=== Dataset excerpts ===
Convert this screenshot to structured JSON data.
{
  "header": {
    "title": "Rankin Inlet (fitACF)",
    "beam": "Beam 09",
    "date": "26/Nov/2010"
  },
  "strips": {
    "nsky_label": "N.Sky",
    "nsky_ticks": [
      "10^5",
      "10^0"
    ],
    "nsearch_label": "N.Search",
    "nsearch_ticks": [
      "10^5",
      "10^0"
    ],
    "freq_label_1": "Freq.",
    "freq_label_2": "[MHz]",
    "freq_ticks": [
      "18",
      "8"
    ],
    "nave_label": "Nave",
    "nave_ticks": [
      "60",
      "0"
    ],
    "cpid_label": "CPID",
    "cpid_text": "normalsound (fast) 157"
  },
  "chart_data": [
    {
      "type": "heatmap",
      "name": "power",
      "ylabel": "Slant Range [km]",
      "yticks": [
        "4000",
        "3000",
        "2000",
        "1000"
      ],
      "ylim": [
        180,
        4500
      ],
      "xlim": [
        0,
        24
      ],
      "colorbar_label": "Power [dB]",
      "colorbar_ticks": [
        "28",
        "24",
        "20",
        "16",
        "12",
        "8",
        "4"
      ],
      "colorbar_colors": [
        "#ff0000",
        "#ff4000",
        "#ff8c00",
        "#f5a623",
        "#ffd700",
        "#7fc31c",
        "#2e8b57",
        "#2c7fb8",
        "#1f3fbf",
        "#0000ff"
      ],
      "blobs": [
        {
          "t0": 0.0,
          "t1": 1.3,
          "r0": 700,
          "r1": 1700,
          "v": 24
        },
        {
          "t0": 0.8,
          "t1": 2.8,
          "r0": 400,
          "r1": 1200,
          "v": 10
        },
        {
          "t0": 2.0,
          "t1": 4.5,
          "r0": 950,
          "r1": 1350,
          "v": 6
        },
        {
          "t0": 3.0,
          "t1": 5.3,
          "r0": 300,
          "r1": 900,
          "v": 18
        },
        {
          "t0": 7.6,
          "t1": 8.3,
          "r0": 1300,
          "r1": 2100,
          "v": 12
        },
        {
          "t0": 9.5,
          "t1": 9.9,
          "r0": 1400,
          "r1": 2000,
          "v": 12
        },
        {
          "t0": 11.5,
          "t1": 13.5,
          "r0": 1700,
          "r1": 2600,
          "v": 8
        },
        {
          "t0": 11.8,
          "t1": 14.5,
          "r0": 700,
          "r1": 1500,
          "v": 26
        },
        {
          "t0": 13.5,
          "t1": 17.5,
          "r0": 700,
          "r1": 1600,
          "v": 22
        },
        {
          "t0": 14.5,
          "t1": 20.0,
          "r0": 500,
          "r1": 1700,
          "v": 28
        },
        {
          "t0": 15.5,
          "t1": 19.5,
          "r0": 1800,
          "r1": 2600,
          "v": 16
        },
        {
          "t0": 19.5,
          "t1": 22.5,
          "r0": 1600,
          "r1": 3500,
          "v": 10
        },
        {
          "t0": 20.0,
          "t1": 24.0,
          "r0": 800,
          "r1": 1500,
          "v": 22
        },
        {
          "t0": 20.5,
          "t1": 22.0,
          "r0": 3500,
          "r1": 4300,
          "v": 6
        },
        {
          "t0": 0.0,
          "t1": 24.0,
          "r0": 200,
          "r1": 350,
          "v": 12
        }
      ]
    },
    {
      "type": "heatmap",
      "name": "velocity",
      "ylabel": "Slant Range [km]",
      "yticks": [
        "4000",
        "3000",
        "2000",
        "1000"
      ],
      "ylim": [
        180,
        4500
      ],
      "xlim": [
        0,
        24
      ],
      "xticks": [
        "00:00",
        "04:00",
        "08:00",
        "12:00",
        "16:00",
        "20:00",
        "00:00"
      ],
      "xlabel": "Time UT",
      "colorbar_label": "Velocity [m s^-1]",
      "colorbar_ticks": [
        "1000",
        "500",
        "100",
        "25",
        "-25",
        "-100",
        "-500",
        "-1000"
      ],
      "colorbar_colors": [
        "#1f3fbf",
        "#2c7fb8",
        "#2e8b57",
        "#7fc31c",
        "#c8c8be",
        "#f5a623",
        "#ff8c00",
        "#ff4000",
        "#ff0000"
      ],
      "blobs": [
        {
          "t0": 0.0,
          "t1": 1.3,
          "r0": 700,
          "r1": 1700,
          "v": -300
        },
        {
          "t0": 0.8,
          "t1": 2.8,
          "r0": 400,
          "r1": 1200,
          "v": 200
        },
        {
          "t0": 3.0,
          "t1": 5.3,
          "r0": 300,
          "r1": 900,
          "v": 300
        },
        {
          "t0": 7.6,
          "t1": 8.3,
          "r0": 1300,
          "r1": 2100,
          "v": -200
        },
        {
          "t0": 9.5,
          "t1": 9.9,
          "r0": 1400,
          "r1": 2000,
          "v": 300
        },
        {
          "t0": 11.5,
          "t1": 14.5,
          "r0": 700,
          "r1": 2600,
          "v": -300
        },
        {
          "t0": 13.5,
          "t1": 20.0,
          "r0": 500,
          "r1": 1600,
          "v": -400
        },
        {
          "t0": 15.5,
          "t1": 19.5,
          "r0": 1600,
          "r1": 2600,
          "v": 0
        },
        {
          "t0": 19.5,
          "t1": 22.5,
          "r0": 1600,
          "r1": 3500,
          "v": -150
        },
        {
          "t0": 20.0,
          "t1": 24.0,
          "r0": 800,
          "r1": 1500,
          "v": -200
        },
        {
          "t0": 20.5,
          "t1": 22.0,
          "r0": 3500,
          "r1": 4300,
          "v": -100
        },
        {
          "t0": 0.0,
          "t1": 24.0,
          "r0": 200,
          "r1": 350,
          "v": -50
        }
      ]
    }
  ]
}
===
=== Dataset excerpts ===
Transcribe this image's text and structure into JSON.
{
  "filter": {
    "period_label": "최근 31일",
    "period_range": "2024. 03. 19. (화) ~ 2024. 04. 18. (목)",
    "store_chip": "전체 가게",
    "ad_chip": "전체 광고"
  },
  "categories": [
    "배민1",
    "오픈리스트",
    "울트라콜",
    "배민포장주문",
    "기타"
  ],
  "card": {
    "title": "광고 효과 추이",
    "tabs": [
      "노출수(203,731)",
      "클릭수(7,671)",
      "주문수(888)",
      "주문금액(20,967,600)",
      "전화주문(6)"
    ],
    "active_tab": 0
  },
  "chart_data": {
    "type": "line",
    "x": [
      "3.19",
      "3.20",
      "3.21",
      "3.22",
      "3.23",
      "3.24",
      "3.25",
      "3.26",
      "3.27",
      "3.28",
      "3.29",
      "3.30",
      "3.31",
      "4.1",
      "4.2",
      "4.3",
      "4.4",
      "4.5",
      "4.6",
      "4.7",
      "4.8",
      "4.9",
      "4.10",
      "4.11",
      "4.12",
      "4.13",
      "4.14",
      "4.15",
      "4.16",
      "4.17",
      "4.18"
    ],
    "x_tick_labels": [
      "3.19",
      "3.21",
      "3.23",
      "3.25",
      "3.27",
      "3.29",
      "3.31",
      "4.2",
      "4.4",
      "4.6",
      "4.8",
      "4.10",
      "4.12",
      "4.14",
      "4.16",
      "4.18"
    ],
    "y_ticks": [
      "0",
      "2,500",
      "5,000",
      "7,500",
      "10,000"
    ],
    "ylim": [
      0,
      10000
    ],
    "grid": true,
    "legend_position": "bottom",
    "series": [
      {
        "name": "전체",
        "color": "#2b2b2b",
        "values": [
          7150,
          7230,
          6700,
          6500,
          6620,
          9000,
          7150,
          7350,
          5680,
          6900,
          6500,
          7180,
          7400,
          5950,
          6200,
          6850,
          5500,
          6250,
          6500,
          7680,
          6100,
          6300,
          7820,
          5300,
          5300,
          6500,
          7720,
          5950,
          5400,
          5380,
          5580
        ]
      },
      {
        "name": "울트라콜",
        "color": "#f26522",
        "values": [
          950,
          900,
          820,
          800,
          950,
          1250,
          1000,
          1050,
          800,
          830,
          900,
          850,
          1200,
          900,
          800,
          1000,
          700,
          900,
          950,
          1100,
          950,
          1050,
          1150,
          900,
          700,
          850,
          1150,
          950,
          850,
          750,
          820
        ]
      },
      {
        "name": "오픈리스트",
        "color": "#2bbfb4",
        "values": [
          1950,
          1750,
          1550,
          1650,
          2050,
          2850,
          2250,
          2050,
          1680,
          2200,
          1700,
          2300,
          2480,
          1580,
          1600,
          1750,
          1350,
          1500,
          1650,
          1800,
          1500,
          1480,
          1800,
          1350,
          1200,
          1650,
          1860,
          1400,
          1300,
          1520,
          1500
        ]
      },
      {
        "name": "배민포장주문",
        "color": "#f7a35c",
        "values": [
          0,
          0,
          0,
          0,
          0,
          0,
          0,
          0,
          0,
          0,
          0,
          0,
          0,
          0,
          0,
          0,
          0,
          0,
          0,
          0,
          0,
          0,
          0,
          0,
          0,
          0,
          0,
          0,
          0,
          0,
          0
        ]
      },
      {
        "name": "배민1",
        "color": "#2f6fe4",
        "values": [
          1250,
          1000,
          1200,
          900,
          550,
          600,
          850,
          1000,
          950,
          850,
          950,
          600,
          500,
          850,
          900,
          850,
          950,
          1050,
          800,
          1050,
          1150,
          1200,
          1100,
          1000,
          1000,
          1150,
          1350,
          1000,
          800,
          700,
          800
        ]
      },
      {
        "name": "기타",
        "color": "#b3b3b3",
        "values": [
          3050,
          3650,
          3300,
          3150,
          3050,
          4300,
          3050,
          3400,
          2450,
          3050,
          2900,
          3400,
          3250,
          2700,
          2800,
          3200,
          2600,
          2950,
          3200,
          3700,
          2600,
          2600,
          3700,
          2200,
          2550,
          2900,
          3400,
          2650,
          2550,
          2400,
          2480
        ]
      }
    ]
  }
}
===
▶ **Task details**:
Copy out every line holding the string "name".

▶ **Answer for this exercise**:
      "name": "power",
      "name": "velocity",
        "name": "전체",
        "name": "울트라콜",
        "name": "오픈리스트",
        "name": "배민포장주문",
        "name": "배민1",
        "name": "기타",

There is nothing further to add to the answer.